* **Page**

--------------------------------------------------

Après de brillantes études à Cayenne, il obtient en 1898 une bourse d'étude pour la métropole et part pour Bordeaux, inscrit au lycée Montaigne. Dans la capitale girondine, en complément de ses études, Félix Éboué s'adonne au sport et particulièrement au football et devient capitaine de l'équipe du lycée, les « Muguets ». Avec celle-ci, il se rend à Strasbourg, en Belgique et en Angleterre. Ces déplacements lui permettent d'étudier sur le vif le tempérament des joueurs et des habitants des régions visitées. Les comptes rendus des journaux régionaux (Le Phare de la Loire, Le Populaire) enregistraient les succès de l'équipe bordelaise et rendaient avec détails, l'entrain et l'adresse d'un joueur noir de cette équipe auquel était due en grande partie la victoire. Sous les couleurs du Stade bordelais U.C. (SBUC) et du Sporting Club Universitaire de France (SCUF)[1], il connaît les joies du stade. Il obtient à Bordeaux son baccalauréat ès lettres, puis va s'installer à Paris où il suit des études de droit tout en suivant l'enseignement de l'École coloniale (où sont formés les administrateurs de la France d'Outre-Mer). Il obtient en 1908 sa licence à la faculté de droit.

Carrière d'administrateur en Afrique équatoriale française (AEF)

Élève administrateur des colonies puis administrateur-adjoint Félix Éboué est affecté en 1910 en Afrique équatoriale française à Madagascar puis en Oubangui-Chari. Il s'efforce d'apprendre les usages et coutumes de ses administrés, ce qui lui permet de mieux asseoir son administration. Ainsi, il fait publier en 1918 une étude sur les langues Sango, Banda et Mandjia.

Son approche de l'administration tenant compte de l'épanouissement des valeurs humaines et sociales dans la concertation et le respect des traditions africaines est très appréciée et il est nommé en 1927 chevalier de la Légion d'honneur sur la proposition du ministre de l'Instruction Publique.

Il a passé vingt années de service en Afrique équatoriale française, qui lui ont permis de donner sa mesure et de révéler ses qualités d'administrateur.

Congés en Guyane

Durant trois congés successifs, Félix Éboué revint en Guyane retrouvant avec plaisir sa famille et ses amis et partageant avec eux souvenirs et expériences africaines. C'est ainsi qu'il fit découvrir l'écrivain René Maran, guyanais comme lui, adjoint des Affaires Civiles en AEF, qui en 1921 reçut le prix Goncourt pour son roman Batouala.

Sa mère meurt en 1926, rejoignant son père disparu des années auparavant.

Aux Antilles françaises

Félix Éboué est nommé secrétaire général en Martinique, de juillet 1933 à janvier 1934 pour remplacer le gouverneur titulaire parti en congé pour deux ans.

--------------------------------------------------

* **Informations fournies**
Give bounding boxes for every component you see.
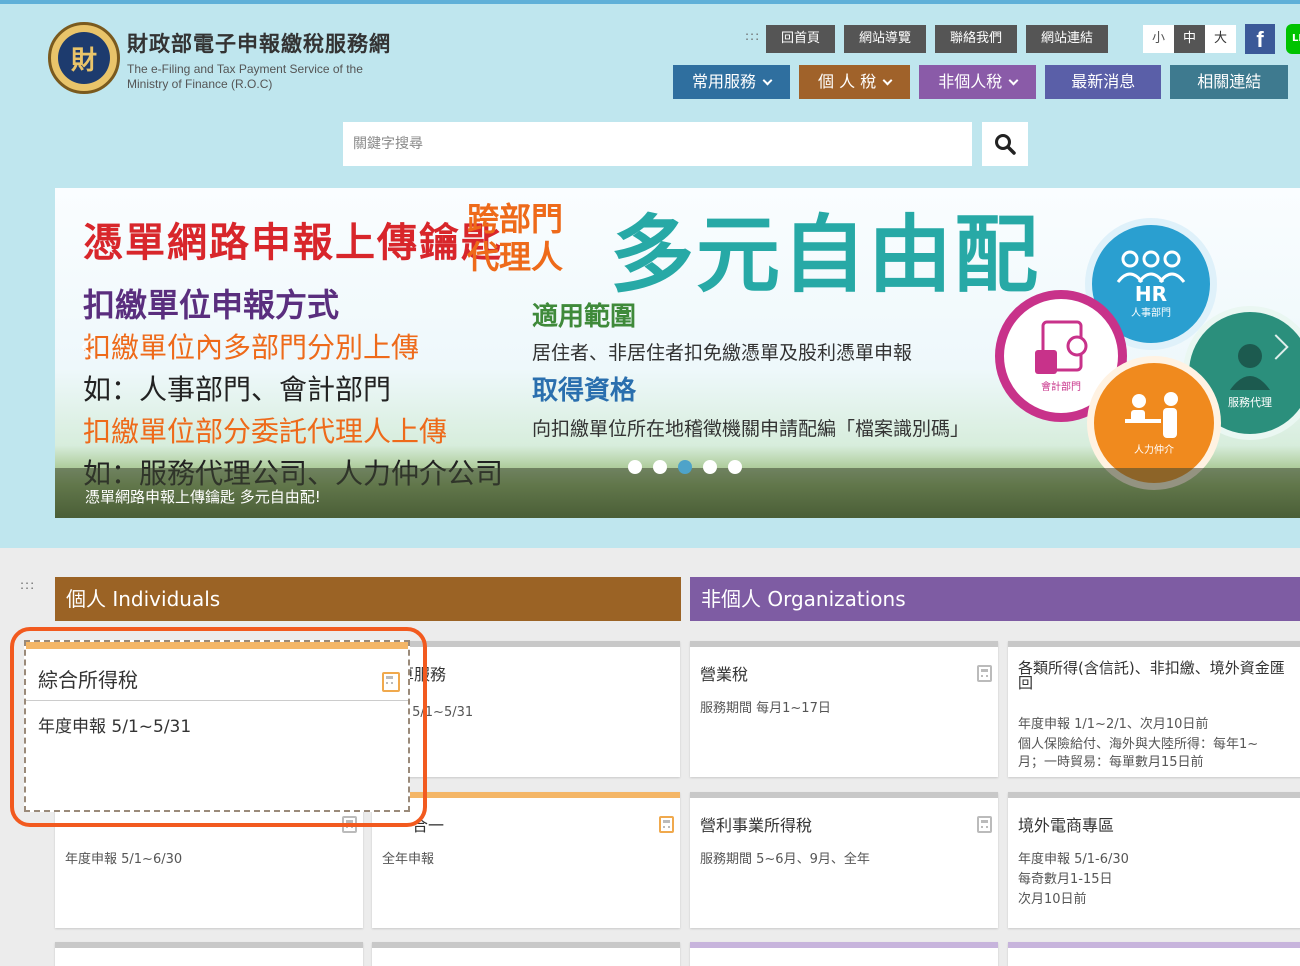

--------------------------------------------------

* **Objectif 1**
Relevez dans la page sur Félix Éboué toutes les langues étudiées dans l'ouvrage qu'il fait publier en 1918.
* **Objectif 2**
Répondez aux questions suivantes à l'aide de la page sur Félix Éboué.
(a) En quelle année obtient-il sa licence à la faculté de droit ?
(b) Pour quel roman René Maran reçoit-il le prix Goncourt en 1921 ?
(c) Quelle fonction exerce-t-il en Martinique de juillet 1933 à janvier 1934 ?
* **Objectif 3**
Rédigez la suite de la page sur Félix Éboué à partir de sa dernière phrase.
Les données n'ont aucun lien avec la page sur Félix Éboué.

* **Résultat de l'exercice 1**
Sango, Banda, Mandjia

* **Résultat de l'exercice 2**
(a) En 1908.
(b) Batouala.
(c) Secrétaire général.

* **Résultat de l'exercice 3**
Après un passage au Soudan français, il est élevé au rang de gouverneur et nommé en Guadeloupe en 1936. C'est le premier noir à accéder à un grade aussi élevé. En Guadeloupe, il met en pratique son esprit de conciliation dans un contexte social troublé. À l'occasion de la remise solennelle des prix le 1er juillet 1937 au lycée Carnot de Pointe-à-Pitre, il adresse à la jeunesse d'Outre-Mer son célèbre discours « Jouer le jeu » dont voici quelques extraits :

« Jouer le jeu, c'est être désintéressé
Jouer le jeu, c'est piétiner les préjugés, tous les préjugés et apprendre à baser l'échelle des valeurs sur les critères de l'esprit.
Jouer le jeu, c'est mépriser les intrigues et les cabales, ne jamais abdiquer, malgré les clameurs ou menaces, c'est poursuivre la route droite qu'on s'est tracée.
Jouer le jeu, c'est savoir tirer son chapeau devant les authentiques valeurs qui s'imposent et faire un pied-de-nez aux pédants et aux attardés.
Jouer le jeu, c'est aimer les hommes, tous les hommes et se dire qu'ils sont tous bâtis sur une commune mesure humaine qui est faite de qualités et de défauts.
Jouer le jeu, c'est mériter notre libération et signifier la sainteté, la pureté de notre esprit... »

Pendant la Seconde Guerre mondiale

Devant la menace d'un futur conflit, il est nommé en 1938 gouverneur du Tchad, avec mission d'assurer la protection de la voie stratégique vers le Congo français ; il fait construire les routes qui devaient permettre en janvier 1943 à la colonne Leclerc de remonter rapidement à travers le Tibesti vers l'Afrique du Nord.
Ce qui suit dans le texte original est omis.